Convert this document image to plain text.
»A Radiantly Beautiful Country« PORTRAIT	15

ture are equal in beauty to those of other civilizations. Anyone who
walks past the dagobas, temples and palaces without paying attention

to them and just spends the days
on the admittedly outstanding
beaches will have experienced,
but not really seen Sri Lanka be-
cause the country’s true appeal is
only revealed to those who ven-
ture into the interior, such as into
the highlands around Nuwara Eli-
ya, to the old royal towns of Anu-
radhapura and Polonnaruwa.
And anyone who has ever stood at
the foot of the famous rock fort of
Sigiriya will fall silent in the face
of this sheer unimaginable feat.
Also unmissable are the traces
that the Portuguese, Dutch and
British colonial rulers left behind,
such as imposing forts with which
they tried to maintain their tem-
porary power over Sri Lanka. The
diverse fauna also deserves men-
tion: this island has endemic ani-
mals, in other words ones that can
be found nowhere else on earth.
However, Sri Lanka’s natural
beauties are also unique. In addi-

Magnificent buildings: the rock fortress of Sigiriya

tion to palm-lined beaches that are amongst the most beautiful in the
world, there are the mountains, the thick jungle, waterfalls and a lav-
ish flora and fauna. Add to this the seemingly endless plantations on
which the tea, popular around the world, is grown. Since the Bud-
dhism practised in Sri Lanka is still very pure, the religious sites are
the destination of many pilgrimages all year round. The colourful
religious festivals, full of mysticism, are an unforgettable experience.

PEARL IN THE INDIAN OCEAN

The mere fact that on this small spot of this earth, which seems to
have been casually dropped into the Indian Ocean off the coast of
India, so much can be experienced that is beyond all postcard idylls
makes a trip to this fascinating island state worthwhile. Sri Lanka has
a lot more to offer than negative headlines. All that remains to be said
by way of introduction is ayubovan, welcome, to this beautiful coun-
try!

__________________________________________________

> _Your goal_: Pick out the lines above containing the word "other", then copy them.

> _Expected answer_:
ture are equal in beauty to those of other civilizations. Anyone who
mals, in other words ones that can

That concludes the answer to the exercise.